> **Goal**:
Show every line in the records below that contains the word "icon".

> **Material for this task**:
------

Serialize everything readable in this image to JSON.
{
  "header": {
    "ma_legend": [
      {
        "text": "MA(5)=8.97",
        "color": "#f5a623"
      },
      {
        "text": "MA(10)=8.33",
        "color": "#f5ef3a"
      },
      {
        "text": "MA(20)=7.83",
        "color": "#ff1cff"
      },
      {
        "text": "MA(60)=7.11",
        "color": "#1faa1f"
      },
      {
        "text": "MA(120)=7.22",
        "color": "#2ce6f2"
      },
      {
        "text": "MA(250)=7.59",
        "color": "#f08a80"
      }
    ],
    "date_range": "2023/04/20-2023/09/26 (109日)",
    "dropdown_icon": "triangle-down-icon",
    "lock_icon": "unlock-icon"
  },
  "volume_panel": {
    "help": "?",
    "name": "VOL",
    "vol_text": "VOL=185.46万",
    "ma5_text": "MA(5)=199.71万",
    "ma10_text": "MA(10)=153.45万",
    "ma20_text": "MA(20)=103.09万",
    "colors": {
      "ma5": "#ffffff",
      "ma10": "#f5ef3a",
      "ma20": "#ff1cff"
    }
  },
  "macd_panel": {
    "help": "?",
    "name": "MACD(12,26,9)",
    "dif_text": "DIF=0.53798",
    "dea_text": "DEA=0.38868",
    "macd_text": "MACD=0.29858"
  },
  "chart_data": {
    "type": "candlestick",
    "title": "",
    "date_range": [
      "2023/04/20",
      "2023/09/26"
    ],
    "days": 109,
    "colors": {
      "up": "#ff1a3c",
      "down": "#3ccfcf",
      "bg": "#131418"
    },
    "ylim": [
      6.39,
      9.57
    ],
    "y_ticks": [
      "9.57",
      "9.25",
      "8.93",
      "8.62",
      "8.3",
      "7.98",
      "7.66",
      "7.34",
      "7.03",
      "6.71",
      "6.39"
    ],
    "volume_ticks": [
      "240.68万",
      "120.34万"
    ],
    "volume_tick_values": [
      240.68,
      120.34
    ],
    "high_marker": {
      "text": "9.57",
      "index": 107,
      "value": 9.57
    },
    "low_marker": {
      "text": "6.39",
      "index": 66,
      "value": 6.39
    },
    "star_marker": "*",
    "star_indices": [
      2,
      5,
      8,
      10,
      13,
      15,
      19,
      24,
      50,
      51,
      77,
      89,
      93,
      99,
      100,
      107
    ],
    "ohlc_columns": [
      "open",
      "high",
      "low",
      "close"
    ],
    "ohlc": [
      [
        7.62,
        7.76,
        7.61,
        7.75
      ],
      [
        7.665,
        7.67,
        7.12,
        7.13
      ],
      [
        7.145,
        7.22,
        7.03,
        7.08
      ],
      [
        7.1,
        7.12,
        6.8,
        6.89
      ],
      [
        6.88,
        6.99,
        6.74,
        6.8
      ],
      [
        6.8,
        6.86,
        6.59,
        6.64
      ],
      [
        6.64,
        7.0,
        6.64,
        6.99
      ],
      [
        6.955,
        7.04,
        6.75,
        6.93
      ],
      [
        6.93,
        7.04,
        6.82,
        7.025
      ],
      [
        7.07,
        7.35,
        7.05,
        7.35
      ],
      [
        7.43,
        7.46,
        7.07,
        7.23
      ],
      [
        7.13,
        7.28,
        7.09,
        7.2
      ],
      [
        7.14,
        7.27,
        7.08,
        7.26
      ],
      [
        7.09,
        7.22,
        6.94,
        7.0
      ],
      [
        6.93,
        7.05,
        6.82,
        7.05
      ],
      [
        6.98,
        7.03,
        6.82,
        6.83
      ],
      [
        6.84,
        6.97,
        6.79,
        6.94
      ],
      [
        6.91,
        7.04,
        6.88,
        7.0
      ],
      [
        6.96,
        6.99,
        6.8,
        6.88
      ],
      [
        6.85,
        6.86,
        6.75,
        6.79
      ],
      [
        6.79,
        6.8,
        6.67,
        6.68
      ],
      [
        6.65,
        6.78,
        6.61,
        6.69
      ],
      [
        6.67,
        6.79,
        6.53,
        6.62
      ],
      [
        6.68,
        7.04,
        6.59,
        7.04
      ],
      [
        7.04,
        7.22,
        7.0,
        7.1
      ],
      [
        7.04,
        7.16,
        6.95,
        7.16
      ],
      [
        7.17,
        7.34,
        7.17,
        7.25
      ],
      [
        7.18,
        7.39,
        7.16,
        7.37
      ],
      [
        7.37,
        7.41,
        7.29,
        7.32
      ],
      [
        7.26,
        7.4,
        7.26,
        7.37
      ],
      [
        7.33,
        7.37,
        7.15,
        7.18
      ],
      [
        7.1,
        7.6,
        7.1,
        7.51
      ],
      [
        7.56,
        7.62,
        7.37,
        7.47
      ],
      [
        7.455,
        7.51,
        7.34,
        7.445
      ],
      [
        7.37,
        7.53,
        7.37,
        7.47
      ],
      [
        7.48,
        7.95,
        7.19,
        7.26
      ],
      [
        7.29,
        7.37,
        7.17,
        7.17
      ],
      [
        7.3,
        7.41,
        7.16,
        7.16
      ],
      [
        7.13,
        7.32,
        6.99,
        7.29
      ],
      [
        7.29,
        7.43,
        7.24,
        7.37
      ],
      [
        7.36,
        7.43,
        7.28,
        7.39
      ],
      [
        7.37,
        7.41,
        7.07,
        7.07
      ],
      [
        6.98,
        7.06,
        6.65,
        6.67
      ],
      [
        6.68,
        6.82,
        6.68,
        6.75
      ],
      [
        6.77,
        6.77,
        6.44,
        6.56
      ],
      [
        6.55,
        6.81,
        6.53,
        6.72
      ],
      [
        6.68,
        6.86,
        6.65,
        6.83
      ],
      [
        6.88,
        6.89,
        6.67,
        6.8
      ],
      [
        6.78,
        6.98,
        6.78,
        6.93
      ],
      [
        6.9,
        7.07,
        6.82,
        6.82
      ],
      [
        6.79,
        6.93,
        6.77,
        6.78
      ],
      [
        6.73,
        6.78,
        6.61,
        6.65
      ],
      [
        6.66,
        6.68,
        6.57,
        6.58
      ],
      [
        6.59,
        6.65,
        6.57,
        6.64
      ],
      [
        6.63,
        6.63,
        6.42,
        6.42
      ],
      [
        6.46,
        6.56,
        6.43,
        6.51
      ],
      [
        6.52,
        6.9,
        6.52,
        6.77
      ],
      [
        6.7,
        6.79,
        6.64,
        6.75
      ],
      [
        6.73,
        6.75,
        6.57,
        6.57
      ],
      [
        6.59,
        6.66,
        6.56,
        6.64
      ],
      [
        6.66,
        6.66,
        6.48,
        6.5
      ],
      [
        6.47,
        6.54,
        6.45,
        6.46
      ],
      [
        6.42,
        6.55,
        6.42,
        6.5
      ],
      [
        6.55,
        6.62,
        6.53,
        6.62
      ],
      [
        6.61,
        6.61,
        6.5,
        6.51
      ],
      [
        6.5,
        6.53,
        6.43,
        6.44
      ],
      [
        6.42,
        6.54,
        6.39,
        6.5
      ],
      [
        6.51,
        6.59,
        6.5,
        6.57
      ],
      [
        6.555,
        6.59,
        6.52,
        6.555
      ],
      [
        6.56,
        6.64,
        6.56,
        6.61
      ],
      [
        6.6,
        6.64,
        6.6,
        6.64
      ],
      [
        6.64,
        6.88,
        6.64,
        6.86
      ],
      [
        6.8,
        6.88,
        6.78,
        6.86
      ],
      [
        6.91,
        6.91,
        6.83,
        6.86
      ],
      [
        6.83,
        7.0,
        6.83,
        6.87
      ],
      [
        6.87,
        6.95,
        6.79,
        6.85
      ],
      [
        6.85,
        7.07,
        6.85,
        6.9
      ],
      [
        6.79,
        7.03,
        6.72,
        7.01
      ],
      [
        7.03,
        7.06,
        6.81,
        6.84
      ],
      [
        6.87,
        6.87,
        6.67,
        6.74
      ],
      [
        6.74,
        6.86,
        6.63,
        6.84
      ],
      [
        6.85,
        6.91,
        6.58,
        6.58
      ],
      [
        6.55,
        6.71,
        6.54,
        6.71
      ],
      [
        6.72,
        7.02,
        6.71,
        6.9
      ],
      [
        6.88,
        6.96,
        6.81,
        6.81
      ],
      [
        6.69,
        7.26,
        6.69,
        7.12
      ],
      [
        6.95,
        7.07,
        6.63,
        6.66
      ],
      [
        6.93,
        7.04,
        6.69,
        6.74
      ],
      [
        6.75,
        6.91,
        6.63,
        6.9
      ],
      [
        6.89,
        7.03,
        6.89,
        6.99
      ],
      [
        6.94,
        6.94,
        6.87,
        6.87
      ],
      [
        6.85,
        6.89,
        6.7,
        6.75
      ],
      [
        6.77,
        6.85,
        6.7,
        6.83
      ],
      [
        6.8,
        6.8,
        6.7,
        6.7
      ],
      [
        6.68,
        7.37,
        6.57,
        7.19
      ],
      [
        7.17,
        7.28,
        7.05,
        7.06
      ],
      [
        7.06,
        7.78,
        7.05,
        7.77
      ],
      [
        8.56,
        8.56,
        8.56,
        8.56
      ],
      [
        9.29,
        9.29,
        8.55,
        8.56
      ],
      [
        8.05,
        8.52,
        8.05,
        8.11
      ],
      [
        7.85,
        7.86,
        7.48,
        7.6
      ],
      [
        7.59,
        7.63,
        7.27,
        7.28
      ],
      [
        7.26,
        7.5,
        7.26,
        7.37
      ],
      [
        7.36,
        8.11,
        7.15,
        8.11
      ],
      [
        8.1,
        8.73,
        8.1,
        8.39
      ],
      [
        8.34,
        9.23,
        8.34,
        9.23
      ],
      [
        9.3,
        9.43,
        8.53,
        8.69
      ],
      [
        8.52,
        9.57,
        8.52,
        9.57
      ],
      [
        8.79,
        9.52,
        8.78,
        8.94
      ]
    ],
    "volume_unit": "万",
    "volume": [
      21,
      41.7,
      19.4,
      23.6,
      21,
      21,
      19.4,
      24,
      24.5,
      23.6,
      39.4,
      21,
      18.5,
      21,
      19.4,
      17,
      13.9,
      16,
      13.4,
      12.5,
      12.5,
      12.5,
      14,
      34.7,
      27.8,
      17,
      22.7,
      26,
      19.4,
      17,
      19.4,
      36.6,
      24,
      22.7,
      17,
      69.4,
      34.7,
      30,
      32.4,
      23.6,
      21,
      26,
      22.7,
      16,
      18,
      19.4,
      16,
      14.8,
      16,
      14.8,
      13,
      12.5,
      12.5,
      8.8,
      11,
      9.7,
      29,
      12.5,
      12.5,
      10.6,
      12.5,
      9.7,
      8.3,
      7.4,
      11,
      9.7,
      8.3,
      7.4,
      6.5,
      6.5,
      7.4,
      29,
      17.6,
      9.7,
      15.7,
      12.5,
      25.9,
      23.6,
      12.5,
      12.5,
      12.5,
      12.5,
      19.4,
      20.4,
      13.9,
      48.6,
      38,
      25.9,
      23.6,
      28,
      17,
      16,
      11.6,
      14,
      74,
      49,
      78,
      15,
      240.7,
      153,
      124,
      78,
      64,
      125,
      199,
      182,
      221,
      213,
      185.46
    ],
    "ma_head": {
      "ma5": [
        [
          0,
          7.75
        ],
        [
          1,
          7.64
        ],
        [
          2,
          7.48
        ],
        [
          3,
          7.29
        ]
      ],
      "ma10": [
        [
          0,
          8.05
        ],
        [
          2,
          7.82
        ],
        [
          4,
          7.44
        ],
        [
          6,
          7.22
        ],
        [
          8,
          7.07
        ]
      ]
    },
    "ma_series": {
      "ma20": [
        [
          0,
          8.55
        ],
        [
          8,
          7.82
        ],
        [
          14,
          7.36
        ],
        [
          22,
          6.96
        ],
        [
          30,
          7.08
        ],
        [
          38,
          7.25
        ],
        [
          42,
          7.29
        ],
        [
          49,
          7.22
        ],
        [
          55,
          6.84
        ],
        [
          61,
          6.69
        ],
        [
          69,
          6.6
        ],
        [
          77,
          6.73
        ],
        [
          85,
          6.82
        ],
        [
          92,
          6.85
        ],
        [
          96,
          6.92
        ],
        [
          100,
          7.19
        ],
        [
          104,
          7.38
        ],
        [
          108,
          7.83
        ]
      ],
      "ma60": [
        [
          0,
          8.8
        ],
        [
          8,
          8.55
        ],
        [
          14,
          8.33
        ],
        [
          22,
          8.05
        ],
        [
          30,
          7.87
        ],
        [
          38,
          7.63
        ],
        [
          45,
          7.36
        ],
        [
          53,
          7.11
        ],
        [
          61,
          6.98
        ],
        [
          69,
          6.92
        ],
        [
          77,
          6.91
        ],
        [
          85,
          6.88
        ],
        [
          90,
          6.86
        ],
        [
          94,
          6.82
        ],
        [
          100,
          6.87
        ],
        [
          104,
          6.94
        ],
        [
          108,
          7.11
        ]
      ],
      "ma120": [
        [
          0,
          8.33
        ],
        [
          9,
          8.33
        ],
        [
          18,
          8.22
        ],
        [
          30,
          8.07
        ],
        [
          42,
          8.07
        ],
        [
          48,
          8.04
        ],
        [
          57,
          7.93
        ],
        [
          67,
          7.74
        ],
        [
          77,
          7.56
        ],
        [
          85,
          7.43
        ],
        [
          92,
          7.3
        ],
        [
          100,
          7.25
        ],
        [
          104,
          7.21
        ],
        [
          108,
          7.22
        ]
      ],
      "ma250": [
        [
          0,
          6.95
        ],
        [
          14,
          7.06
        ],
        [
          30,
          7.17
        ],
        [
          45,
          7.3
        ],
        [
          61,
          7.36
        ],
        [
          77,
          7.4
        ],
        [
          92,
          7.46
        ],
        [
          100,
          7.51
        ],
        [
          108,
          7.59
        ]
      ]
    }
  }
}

------

> **Correct response**:
    "dropdown_icon": "triangle-down-icon",
    "lock_icon": "unlock-icon"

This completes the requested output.